= Given text =
● ● ●

Professor Wendelin Werner (ETH Zurich)
Fields Medallist 2006
"Randomness and the continuum"
30 January 2014, 4pm, W103 (the Appleby Lecture Theatre)
Professor Wendelin Werner is one of the 2006 recipients of the Fields Medal, `for his contribution to the development of stochastic Loewner evolution, the geometry of two-dimensional Brownian motion, and conformal field theory'.
The Fields Medal, officially known as the International Medal for Outstanding Discoveries in Mathematics, is a prize awarded to two, three, or four mathematicians not over 40 years of age at each International Congress of the International Mathematical Union (IMU), a meeting that takes place every four years. The Fields Medal is often viewed as the greatest honour a mathematician can receive. The Fields Medal and the Abel Prize have often been described as the `mathematician's Nobel Prize'.
Abstract: One can have a rather intuitive perception of the fact that space and time can be continuous, which is very directly related to the mathematical notion of continuity of functions. On the other hand, when one thinks of random phenomena, the natural examples that first come to mind are of discrete nature, such as coin tossing. The conceptual question of how "randomness" can be split up into and reassembled from infinitesimal little pieces turns out to be quite tricky. It is related to contemporary research in mathematics that we shall illustrate via some concrete examples.
Professor Peter Higgs (Emeritus, Edinburgh University)
Nobel Prize in Physics 2013
with an introduction by
Professor Steve Abel (Department of Mathematical Sciences, Durham)
"Electroweak Symmetry Breaking and the Higgs boson"

● ● ●

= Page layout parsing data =

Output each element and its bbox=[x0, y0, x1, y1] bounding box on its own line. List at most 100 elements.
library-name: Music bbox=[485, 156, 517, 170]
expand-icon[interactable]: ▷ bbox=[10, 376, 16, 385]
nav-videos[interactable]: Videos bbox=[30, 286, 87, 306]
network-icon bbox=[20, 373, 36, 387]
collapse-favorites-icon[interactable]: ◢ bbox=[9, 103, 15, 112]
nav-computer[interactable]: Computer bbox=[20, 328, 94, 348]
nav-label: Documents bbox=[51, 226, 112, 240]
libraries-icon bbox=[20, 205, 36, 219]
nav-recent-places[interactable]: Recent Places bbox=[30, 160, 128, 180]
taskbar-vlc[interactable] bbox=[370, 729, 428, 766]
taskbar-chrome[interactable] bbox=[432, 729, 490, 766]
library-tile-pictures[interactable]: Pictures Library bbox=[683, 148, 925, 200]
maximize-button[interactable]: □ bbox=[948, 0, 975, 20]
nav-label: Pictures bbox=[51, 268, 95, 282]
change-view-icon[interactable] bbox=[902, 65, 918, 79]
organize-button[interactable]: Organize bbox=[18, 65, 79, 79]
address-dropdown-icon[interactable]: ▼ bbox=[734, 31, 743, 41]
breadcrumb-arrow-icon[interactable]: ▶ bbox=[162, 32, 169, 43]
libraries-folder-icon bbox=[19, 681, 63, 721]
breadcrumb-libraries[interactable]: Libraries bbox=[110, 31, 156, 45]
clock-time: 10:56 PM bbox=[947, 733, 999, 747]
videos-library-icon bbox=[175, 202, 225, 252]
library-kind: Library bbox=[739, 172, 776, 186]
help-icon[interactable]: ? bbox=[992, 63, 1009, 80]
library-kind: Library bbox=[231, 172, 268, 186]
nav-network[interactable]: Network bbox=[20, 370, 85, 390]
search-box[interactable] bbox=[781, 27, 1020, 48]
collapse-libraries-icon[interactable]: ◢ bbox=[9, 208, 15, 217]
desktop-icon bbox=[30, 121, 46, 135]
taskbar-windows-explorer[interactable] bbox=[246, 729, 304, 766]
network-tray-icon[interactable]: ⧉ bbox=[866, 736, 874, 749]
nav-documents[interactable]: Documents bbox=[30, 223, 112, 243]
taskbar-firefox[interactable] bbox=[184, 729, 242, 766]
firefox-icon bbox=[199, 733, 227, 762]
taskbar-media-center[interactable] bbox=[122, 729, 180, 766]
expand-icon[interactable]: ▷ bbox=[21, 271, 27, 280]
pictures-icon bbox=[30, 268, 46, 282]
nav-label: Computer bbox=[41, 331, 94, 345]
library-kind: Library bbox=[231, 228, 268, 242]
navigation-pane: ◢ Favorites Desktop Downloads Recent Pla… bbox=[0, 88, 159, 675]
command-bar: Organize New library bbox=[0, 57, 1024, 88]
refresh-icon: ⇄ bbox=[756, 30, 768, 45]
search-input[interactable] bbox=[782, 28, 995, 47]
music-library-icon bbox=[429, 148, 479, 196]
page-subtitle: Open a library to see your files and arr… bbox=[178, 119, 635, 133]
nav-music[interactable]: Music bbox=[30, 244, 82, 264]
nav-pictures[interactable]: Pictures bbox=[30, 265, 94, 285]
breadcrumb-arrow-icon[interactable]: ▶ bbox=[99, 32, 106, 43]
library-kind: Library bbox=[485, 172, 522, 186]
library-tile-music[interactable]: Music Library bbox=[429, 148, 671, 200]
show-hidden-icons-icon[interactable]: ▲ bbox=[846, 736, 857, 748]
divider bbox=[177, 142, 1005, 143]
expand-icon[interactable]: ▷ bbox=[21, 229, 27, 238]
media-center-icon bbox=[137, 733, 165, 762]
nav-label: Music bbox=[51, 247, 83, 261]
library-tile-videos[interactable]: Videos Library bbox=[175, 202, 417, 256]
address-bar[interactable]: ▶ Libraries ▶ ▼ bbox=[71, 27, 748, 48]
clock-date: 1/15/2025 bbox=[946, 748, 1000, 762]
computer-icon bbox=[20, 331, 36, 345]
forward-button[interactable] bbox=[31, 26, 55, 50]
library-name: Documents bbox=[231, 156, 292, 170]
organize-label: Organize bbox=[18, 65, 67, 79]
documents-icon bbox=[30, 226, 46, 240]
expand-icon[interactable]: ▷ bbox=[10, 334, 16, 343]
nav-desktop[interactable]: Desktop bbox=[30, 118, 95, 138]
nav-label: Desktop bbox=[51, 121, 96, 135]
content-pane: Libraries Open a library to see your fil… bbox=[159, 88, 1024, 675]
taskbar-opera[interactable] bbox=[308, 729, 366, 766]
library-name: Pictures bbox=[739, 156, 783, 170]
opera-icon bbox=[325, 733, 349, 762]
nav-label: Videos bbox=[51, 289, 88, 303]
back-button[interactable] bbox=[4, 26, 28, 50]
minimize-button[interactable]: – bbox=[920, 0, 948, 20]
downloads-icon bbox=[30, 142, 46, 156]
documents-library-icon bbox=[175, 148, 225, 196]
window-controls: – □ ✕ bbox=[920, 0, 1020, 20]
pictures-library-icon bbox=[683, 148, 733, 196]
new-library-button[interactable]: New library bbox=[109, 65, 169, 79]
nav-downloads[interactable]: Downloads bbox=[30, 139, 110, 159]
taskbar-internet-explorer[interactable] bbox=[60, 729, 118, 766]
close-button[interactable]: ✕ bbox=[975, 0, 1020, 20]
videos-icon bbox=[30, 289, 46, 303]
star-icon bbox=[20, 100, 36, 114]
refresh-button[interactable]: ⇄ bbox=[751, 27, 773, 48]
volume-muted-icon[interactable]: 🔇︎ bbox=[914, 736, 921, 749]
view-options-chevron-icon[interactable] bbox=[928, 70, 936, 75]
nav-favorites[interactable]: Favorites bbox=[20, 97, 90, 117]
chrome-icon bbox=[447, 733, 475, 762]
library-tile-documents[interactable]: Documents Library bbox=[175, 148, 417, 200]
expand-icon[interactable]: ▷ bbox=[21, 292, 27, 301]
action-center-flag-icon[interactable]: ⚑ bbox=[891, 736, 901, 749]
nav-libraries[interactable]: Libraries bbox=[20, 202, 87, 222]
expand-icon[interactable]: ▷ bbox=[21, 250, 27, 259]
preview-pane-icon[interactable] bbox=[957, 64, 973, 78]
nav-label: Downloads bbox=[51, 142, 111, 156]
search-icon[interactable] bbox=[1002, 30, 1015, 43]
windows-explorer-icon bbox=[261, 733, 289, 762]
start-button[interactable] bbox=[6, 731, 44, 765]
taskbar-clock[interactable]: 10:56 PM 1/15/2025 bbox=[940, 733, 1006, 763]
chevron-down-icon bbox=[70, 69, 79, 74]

● ● ●

= What this exercise asks =
1. In the lecture announcement, how often does the meeting of the International Mathematical Union take place?
2. Transcribe the lecture announcement, starting at "Fields Medallist 2006" and ending at "conformal field theory'.".

= Activity answers =
1. Every four years.

2.
Fields Medallist 2006
"Randomness and the continuum"
30 January 2014, 4pm, W103 (the Appleby Lecture Theatre)
Professor Wendelin Werner is one of the 2006 recipients of the Fields Medal, `for his contribution to the development of stochastic Loewner evolution, the geometry of two-dimensional Brownian motion, and conformal field theory'.